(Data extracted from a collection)

- - -

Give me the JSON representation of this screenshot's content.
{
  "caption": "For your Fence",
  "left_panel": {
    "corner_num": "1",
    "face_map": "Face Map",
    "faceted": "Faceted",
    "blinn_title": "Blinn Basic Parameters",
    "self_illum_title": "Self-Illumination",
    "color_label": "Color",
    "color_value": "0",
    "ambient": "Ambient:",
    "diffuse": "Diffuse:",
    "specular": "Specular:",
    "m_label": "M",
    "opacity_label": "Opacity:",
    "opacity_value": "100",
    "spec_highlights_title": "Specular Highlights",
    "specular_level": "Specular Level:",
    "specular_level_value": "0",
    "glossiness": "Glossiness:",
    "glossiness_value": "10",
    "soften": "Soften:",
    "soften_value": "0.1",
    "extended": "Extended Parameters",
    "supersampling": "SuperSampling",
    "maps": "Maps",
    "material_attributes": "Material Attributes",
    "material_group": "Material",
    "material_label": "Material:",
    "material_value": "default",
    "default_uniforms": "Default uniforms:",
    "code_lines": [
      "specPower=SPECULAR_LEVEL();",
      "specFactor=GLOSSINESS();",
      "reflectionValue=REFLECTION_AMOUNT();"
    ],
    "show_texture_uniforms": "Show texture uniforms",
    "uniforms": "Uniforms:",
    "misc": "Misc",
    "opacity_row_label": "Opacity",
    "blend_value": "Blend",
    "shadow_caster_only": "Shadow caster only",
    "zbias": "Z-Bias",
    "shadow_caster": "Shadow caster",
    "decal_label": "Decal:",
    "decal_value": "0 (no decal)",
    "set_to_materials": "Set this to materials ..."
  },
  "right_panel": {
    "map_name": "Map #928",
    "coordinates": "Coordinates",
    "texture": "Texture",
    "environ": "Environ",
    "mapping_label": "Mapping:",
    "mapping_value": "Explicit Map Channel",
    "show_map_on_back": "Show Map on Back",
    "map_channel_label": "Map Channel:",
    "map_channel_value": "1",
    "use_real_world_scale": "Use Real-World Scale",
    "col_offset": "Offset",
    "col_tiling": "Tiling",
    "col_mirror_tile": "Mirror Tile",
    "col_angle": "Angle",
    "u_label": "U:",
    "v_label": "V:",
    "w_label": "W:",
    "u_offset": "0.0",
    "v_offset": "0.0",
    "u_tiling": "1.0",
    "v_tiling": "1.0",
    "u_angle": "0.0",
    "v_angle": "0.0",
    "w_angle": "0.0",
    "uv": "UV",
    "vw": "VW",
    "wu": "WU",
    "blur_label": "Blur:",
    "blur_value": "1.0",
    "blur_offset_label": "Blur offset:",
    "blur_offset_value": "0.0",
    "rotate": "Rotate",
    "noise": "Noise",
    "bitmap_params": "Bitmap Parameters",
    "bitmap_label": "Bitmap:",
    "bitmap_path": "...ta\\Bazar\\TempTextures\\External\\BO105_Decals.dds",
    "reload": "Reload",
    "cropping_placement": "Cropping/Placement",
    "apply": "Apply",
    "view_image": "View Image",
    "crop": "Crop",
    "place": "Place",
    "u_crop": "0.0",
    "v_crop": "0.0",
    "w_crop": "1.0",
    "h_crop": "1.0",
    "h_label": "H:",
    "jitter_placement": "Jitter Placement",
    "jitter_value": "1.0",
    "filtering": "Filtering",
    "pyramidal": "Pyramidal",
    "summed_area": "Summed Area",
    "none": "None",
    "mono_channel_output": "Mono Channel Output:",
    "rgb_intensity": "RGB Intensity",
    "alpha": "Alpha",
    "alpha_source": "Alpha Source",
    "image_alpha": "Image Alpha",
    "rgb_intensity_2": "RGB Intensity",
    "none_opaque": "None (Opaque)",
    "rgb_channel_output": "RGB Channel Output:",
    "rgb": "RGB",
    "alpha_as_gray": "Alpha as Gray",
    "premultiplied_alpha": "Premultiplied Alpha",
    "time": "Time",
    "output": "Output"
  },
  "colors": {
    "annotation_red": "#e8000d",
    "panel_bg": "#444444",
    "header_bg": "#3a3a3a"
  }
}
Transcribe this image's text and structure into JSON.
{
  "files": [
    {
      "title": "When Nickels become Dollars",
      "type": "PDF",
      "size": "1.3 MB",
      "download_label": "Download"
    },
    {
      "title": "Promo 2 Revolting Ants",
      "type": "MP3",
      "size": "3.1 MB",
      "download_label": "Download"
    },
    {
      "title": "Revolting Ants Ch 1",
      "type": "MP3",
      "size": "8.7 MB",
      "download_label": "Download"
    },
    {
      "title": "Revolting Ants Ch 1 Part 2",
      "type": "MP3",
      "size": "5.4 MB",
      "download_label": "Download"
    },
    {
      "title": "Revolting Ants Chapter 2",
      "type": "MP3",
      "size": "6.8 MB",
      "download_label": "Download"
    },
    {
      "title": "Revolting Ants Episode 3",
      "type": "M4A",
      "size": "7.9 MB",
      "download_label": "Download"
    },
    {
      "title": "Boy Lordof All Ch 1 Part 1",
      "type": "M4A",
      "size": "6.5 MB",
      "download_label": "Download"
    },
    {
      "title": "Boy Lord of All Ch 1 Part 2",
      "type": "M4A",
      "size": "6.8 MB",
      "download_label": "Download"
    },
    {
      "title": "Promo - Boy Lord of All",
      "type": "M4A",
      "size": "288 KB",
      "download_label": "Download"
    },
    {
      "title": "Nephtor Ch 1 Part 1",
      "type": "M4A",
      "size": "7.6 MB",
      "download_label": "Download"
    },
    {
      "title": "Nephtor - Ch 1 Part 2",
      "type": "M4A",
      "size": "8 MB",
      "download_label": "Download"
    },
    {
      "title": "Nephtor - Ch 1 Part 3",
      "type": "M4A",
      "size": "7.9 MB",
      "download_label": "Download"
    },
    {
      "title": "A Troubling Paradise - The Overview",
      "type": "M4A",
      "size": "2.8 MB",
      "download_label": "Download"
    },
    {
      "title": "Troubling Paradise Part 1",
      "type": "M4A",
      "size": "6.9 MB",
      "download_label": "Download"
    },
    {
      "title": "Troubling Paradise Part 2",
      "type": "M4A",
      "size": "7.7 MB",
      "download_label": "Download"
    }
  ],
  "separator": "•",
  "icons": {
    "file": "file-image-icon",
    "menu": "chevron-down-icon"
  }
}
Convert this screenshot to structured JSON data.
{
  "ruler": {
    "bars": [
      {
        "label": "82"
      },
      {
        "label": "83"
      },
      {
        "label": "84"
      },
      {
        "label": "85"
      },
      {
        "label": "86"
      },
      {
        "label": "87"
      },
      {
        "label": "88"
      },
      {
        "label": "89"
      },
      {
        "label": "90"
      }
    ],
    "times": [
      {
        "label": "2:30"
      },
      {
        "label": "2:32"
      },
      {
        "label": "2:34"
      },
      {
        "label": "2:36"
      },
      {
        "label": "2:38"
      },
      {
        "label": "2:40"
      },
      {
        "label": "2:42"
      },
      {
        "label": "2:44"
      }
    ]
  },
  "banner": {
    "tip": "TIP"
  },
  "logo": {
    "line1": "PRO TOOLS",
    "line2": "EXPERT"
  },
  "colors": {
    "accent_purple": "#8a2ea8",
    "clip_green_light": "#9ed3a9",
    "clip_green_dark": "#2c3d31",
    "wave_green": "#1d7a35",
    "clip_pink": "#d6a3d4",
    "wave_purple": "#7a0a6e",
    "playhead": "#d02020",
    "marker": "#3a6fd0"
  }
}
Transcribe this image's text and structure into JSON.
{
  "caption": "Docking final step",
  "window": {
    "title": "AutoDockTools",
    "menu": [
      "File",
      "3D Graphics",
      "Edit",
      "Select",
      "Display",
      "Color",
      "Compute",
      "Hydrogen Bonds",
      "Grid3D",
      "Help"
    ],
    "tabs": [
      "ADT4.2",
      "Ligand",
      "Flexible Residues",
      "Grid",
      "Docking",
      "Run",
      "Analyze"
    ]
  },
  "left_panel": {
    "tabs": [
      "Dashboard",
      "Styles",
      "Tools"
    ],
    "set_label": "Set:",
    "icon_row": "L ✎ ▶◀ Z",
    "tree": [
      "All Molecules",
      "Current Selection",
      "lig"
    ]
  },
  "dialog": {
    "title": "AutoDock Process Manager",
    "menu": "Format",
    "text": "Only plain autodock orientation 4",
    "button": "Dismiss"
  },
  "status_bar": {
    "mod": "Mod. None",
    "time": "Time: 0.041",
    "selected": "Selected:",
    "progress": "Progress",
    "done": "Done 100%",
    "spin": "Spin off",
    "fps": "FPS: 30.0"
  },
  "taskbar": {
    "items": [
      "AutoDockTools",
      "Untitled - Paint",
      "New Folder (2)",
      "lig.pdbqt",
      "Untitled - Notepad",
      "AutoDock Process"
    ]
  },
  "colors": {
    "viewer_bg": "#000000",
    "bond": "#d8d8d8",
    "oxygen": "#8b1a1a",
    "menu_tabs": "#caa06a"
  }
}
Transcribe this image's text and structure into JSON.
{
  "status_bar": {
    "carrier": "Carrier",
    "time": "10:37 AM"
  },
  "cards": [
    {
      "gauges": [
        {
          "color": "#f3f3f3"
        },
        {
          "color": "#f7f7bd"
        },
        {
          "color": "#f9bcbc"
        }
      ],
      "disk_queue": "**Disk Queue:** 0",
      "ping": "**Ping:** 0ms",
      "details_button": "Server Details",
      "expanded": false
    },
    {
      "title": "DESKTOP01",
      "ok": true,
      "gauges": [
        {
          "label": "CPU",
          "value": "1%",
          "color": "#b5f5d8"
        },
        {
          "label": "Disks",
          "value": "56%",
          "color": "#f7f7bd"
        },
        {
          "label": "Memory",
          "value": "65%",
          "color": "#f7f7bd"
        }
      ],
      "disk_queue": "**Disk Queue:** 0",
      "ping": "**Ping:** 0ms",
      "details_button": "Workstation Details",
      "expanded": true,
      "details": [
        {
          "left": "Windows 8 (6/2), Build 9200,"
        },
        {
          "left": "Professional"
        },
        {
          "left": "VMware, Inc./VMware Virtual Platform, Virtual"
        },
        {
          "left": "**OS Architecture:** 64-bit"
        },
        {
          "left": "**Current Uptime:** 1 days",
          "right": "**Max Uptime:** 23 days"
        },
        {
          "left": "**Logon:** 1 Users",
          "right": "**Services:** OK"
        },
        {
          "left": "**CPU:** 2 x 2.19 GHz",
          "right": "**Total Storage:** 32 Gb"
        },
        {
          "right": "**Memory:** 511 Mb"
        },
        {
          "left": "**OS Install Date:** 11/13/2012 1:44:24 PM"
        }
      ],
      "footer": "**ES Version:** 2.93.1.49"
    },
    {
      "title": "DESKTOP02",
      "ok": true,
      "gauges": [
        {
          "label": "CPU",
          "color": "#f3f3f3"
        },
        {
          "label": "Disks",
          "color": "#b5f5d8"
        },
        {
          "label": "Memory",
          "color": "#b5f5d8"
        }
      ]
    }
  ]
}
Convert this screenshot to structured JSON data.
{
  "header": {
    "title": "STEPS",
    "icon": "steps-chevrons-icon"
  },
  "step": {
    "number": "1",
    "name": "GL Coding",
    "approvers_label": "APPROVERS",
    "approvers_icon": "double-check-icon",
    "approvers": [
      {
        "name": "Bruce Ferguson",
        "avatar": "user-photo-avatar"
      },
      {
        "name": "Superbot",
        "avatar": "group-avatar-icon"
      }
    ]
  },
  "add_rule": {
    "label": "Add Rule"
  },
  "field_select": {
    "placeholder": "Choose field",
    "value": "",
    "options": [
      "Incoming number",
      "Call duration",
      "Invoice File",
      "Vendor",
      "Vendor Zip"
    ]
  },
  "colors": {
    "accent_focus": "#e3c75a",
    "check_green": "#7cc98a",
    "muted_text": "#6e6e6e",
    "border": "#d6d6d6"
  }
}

- - -

* _STATED EXERCISE_
Whichever lines contain the string "Process", select and copy them.

* _RESULT OF THE EXERCISE_
    "title": "AutoDock Process Manager",
      "AutoDock Process"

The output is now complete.